:: EXERCISE DIRECTIONS ::
Produce an exact copy of all the data below, dropping every image.
** BEGIN **
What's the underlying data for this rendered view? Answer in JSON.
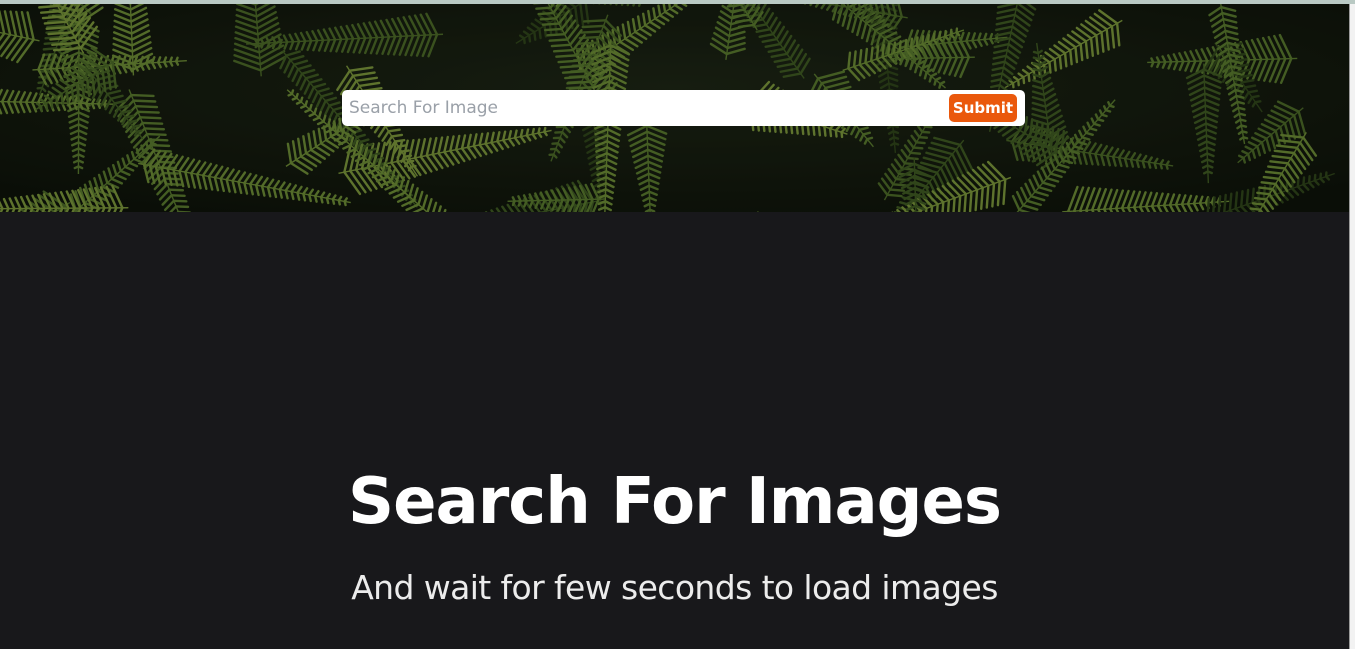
{
  "search": {
    "placeholder": "Search For Image",
    "value": "",
    "submit_label": "Submit"
  },
  "hero": {
    "image": "fern-leaves-background"
  },
  "content": {
    "heading": "Search For Images",
    "subheading": "And wait for few seconds to load images"
  },
  "colors": {
    "page_background": "#18181b",
    "submit_button": "#ea580c",
    "heading_text": "#ffffff"
  }
}
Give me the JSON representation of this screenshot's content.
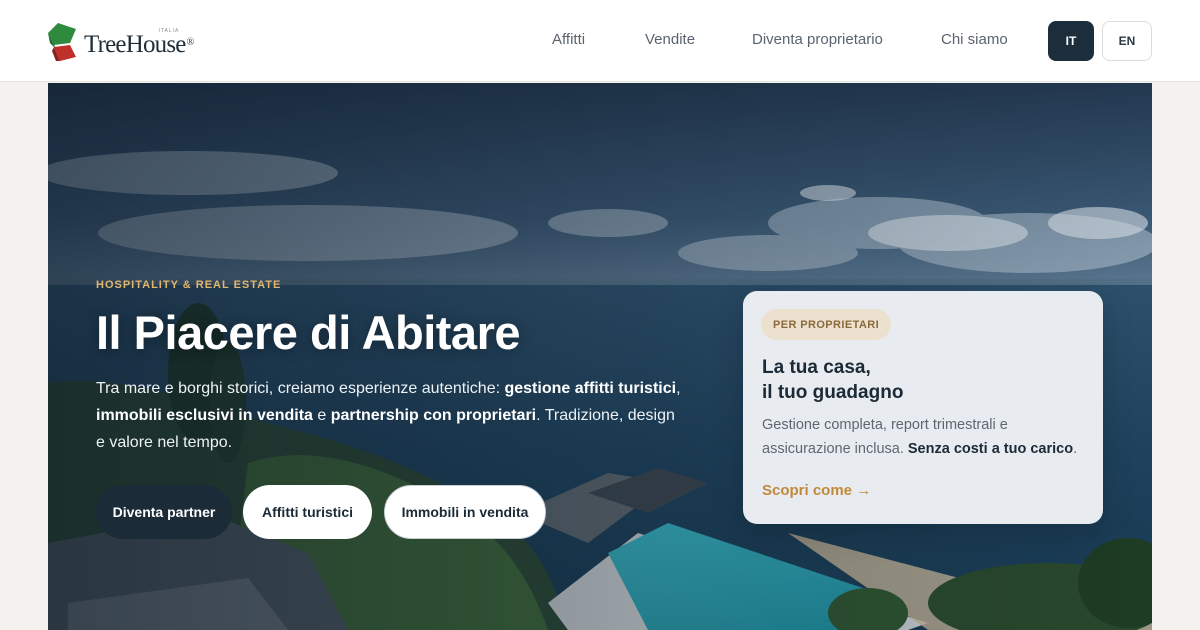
{
  "brand": {
    "name": "TreeHouse",
    "registered": "®",
    "sub": "ITALIA",
    "colors": {
      "green": "#2e8b3e",
      "red": "#c0302b",
      "dark": "#1c2e3b",
      "gold": "#c08a3a"
    }
  },
  "nav": {
    "items": [
      {
        "label": "Affitti"
      },
      {
        "label": "Vendite"
      },
      {
        "label": "Diventa proprietario"
      },
      {
        "label": "Chi siamo"
      }
    ]
  },
  "lang": {
    "it": "IT",
    "en": "EN",
    "selected": "IT"
  },
  "hero": {
    "eyebrow": "HOSPITALITY & REAL ESTATE",
    "title": "Il Piacere di Abitare",
    "desc": {
      "t1": "Tra mare e borghi storici, creiamo esperienze autentiche: ",
      "b1": "gestione affitti turistici",
      "t2": ", ",
      "b2": "immobili esclusivi in vendita",
      "t3": " e ",
      "b3": "partnership con proprietari",
      "t4": ". Tradizione, design e valore nel tempo."
    },
    "buttons": {
      "partner": "Diventa partner",
      "affitti": "Affitti turistici",
      "vendita": "Immobili in vendita"
    }
  },
  "card": {
    "badge": "PER PROPRIETARI",
    "title_line1": "La tua casa,",
    "title_line2": "il tuo guadagno",
    "text": "Gestione completa, report trimestrali e assicurazione inclusa. ",
    "text_bold": "Senza costi a tuo carico",
    "text_end": ".",
    "link": "Scopri come →"
  }
}
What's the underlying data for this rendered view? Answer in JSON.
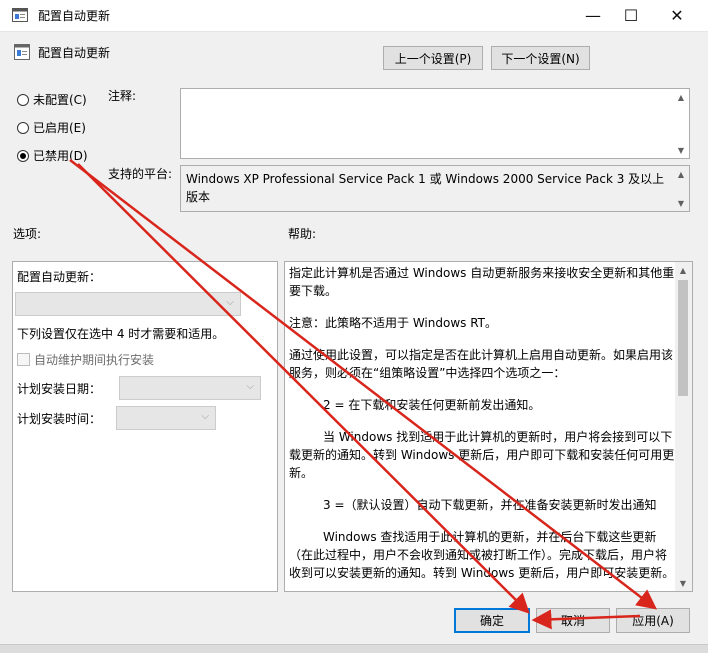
{
  "window": {
    "title": "配置自动更新",
    "minimize": "—",
    "maximize": "☐",
    "close": "✕"
  },
  "header": {
    "policy_name": "配置自动更新",
    "prev_button": "上一个设置(P)",
    "next_button": "下一个设置(N)"
  },
  "state": {
    "options": [
      {
        "label": "未配置(C)",
        "selected": false
      },
      {
        "label": "已启用(E)",
        "selected": false
      },
      {
        "label": "已禁用(D)",
        "selected": true
      }
    ]
  },
  "comment": {
    "label": "注释:",
    "value": ""
  },
  "platform": {
    "label": "支持的平台:",
    "value": "Windows XP Professional Service Pack 1 或 Windows 2000 Service Pack 3 及以上版本"
  },
  "options_section": {
    "title": "选项:",
    "configure_label": "配置自动更新：",
    "configure_value": "",
    "note": "下列设置仅在选中 4 时才需要和适用。",
    "maintenance_checkbox": "自动维护期间执行安装",
    "install_day_label": "计划安装日期：",
    "install_time_label": "计划安装时间："
  },
  "help_section": {
    "title": "帮助:",
    "paragraphs": [
      "指定此计算机是否通过 Windows 自动更新服务来接收安全更新和其他重要下载。",
      "注意：此策略不适用于 Windows RT。",
      "通过使用此设置，可以指定是否在此计算机上启用自动更新。如果启用该服务，则必须在“组策略设置”中选择四个选项之一：",
      "2 = 在下载和安装任何更新前发出通知。",
      "当 Windows 找到适用于此计算机的更新时，用户将会接到可以下载更新的通知。转到 Windows 更新后，用户即可下载和安装任何可用更新。",
      "3 =（默认设置）自动下载更新，并在准备安装更新时发出通知",
      "Windows 查找适用于此计算机的更新，并在后台下载这些更新（在此过程中，用户不会收到通知或被打断工作）。完成下载后，用户将收到可以安装更新的通知。转到 Windows 更新后，用户即可安装更新。"
    ]
  },
  "footer": {
    "ok": "确定",
    "cancel": "取消",
    "apply": "应用(A)"
  },
  "colors": {
    "annotation_arrow": "#d9261c",
    "default_button_border": "#0078d7"
  }
}
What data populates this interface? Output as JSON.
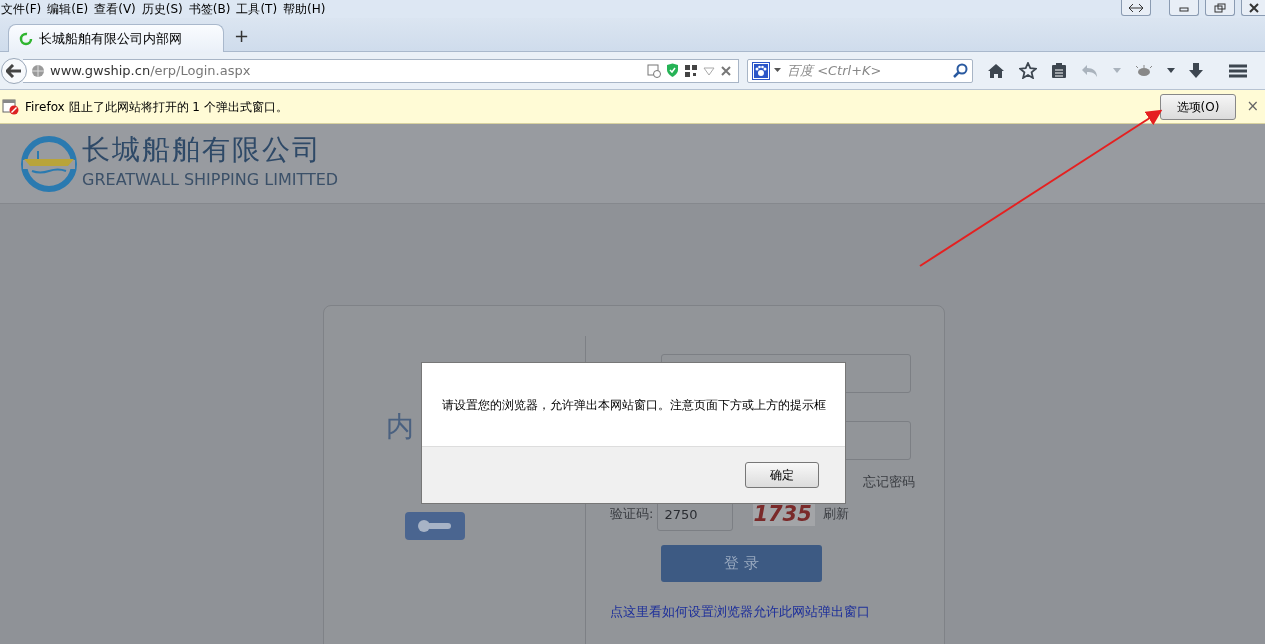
{
  "menu": [
    {
      "label": "文件(F)"
    },
    {
      "label": "编辑(E)"
    },
    {
      "label": "查看(V)"
    },
    {
      "label": "历史(S)"
    },
    {
      "label": "书签(B)"
    },
    {
      "label": "工具(T)"
    },
    {
      "label": "帮助(H)"
    }
  ],
  "tabs": [
    {
      "label": "长城船舶有限公司内部网",
      "selected": true
    }
  ],
  "new_tab": "+",
  "address": {
    "host": "www.gwship.cn",
    "path": "/erp/Login.aspx"
  },
  "search": {
    "placeholder": "百度 <Ctrl+K>"
  },
  "notification": {
    "message": "Firefox 阻止了此网站将打开的 1 个弹出式窗口。",
    "button": "选项(O)",
    "close": "×"
  },
  "page": {
    "company_cn": "长城船舶有限公司",
    "company_en": "GREATWALL SHIPPING LIMITTED",
    "login": {
      "title": "内",
      "forgot": "忘记密码",
      "captcha_label": "验证码:",
      "captcha_value": "2750",
      "captcha_image": "1735",
      "refresh": "刷新",
      "submit": "登 录",
      "help_link": "点这里看如何设置浏览器允许此网站弹出窗口"
    }
  },
  "dialog": {
    "message": "请设置您的浏览器，允许弹出本网站窗口。注意页面下方或上方的提示框",
    "button": "确定"
  }
}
** END **
:: EXERCISE RESULT ::
What's the underlying data for this rendered view? Answer in JSON.
{
  "search": {
    "placeholder": "Search For Image",
    "value": "",
    "submit_label": "Submit"
  },
  "hero": {
    "image": "fern-leaves-background"
  },
  "content": {
    "heading": "Search For Images",
    "subheading": "And wait for few seconds to load images"
  },
  "colors": {
    "page_background": "#18181b",
    "submit_button": "#ea580c",
    "heading_text": "#ffffff"
  }
}
Give me the JSON representation of this screenshot's content.
{
  "brand": {
    "name": "TreeHouse",
    "registered": "®",
    "sub": "ITALIA",
    "colors": {
      "green": "#2e8b3e",
      "red": "#c0302b",
      "dark": "#1c2e3b",
      "gold": "#c08a3a"
    }
  },
  "nav": {
    "items": [
      {
        "label": "Affitti"
      },
      {
        "label": "Vendite"
      },
      {
        "label": "Diventa proprietario"
      },
      {
        "label": "Chi siamo"
      }
    ]
  },
  "lang": {
    "it": "IT",
    "en": "EN",
    "selected": "IT"
  },
  "hero": {
    "eyebrow": "HOSPITALITY & REAL ESTATE",
    "title": "Il Piacere di Abitare",
    "desc": {
      "t1": "Tra mare e borghi storici, creiamo esperienze autentiche: ",
      "b1": "gestione affitti turistici",
      "t2": ", ",
      "b2": "immobili esclusivi in vendita",
      "t3": " e ",
      "b3": "partnership con proprietari",
      "t4": ". Tradizione, design e valore nel tempo."
    },
    "buttons": {
      "partner": "Diventa partner",
      "affitti": "Affitti turistici",
      "vendita": "Immobili in vendita"
    }
  },
  "card": {
    "badge": "PER PROPRIETARI",
    "title_line1": "La tua casa,",
    "title_line2": "il tuo guadagno",
    "text": "Gestione completa, report trimestrali e assicurazione inclusa. ",
    "text_bold": "Senza costi a tuo carico",
    "text_end": ".",
    "link": "Scopri come →"
  }
}
What's the underlying data for this rendered view? Answer in JSON.
{
  "window": {
    "title": "配置自动更新",
    "minimize": "—",
    "maximize": "☐",
    "close": "✕"
  },
  "header": {
    "policy_name": "配置自动更新",
    "prev_button": "上一个设置(P)",
    "next_button": "下一个设置(N)"
  },
  "state": {
    "options": [
      {
        "label": "未配置(C)",
        "selected": false
      },
      {
        "label": "已启用(E)",
        "selected": false
      },
      {
        "label": "已禁用(D)",
        "selected": true
      }
    ]
  },
  "comment": {
    "label": "注释:",
    "value": ""
  },
  "platform": {
    "label": "支持的平台:",
    "value": "Windows XP Professional Service Pack 1 或 Windows 2000 Service Pack 3 及以上版本"
  },
  "options_section": {
    "title": "选项:",
    "configure_label": "配置自动更新：",
    "configure_value": "",
    "note": "下列设置仅在选中 4 时才需要和适用。",
    "maintenance_checkbox": "自动维护期间执行安装",
    "install_day_label": "计划安装日期：",
    "install_time_label": "计划安装时间："
  },
  "help_section": {
    "title": "帮助:",
    "paragraphs": [
      "指定此计算机是否通过 Windows 自动更新服务来接收安全更新和其他重要下载。",
      "注意：此策略不适用于 Windows RT。",
      "通过使用此设置，可以指定是否在此计算机上启用自动更新。如果启用该服务，则必须在“组策略设置”中选择四个选项之一：",
      "2 = 在下载和安装任何更新前发出通知。",
      "当 Windows 找到适用于此计算机的更新时，用户将会接到可以下载更新的通知。转到 Windows 更新后，用户即可下载和安装任何可用更新。",
      "3 =（默认设置）自动下载更新，并在准备安装更新时发出通知",
      "Windows 查找适用于此计算机的更新，并在后台下载这些更新（在此过程中，用户不会收到通知或被打断工作）。完成下载后，用户将收到可以安装更新的通知。转到 Windows 更新后，用户即可安装更新。"
    ]
  },
  "footer": {
    "ok": "确定",
    "cancel": "取消",
    "apply": "应用(A)"
  },
  "colors": {
    "annotation_arrow": "#d9261c",
    "default_button_border": "#0078d7"
  }
}
What data populates this interface? Output as JSON.
{
  "menu": [
    {
      "label": "文件(F)"
    },
    {
      "label": "编辑(E)"
    },
    {
      "label": "查看(V)"
    },
    {
      "label": "历史(S)"
    },
    {
      "label": "书签(B)"
    },
    {
      "label": "工具(T)"
    },
    {
      "label": "帮助(H)"
    }
  ],
  "tabs": [
    {
      "label": "长城船舶有限公司内部网",
      "selected": true
    }
  ],
  "new_tab": "+",
  "address": {
    "host": "www.gwship.cn",
    "path": "/erp/Login.aspx"
  },
  "search": {
    "placeholder": "百度 <Ctrl+K>"
  },
  "notification": {
    "message": "Firefox 阻止了此网站将打开的 1 个弹出式窗口。",
    "button": "选项(O)",
    "close": "×"
  },
  "page": {
    "company_cn": "长城船舶有限公司",
    "company_en": "GREATWALL SHIPPING LIMITTED",
    "login": {
      "title": "内",
      "forgot": "忘记密码",
      "captcha_label": "验证码:",
      "captcha_value": "2750",
      "captcha_image": "1735",
      "refresh": "刷新",
      "submit": "登 录",
      "help_link": "点这里看如何设置浏览器允许此网站弹出窗口"
    }
  },
  "dialog": {
    "message": "请设置您的浏览器，允许弹出本网站窗口。注意页面下方或上方的提示框",
    "button": "确定"
  }
}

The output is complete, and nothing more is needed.